EXERCISE DESCRIPTION
Look through the data for the string "text". Copy every line where it is found.

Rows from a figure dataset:
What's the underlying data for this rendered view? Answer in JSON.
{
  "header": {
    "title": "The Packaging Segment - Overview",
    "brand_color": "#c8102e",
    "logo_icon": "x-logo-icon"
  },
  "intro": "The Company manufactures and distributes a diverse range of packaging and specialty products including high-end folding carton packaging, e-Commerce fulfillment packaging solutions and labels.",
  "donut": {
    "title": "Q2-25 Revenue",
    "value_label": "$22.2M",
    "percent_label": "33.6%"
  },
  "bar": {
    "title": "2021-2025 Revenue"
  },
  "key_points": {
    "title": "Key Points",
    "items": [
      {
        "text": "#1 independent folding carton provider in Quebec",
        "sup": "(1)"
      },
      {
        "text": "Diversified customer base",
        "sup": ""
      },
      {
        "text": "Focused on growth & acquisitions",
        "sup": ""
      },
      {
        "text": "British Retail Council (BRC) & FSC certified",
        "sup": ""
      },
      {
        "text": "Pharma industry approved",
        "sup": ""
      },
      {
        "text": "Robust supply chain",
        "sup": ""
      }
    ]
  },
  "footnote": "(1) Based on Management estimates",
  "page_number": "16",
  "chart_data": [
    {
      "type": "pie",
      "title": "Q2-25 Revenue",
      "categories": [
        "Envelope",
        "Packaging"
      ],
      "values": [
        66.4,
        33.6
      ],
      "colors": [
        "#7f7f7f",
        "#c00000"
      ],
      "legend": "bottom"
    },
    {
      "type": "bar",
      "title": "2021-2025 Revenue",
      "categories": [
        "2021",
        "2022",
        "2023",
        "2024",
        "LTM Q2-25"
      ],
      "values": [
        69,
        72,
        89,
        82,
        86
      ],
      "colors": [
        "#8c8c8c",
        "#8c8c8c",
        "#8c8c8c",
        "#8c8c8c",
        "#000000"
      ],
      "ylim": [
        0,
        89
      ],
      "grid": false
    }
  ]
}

RIGHT ANSWER
        "text": "#1 independent folding carton provider in Quebec",
        "text": "Diversified customer base",
        "text": "Focused on growth & acquisitions",
        "text": "British Retail Council (BRC) & FSC certified",
        "text": "Pharma industry approved",
        "text": "Robust supply chain",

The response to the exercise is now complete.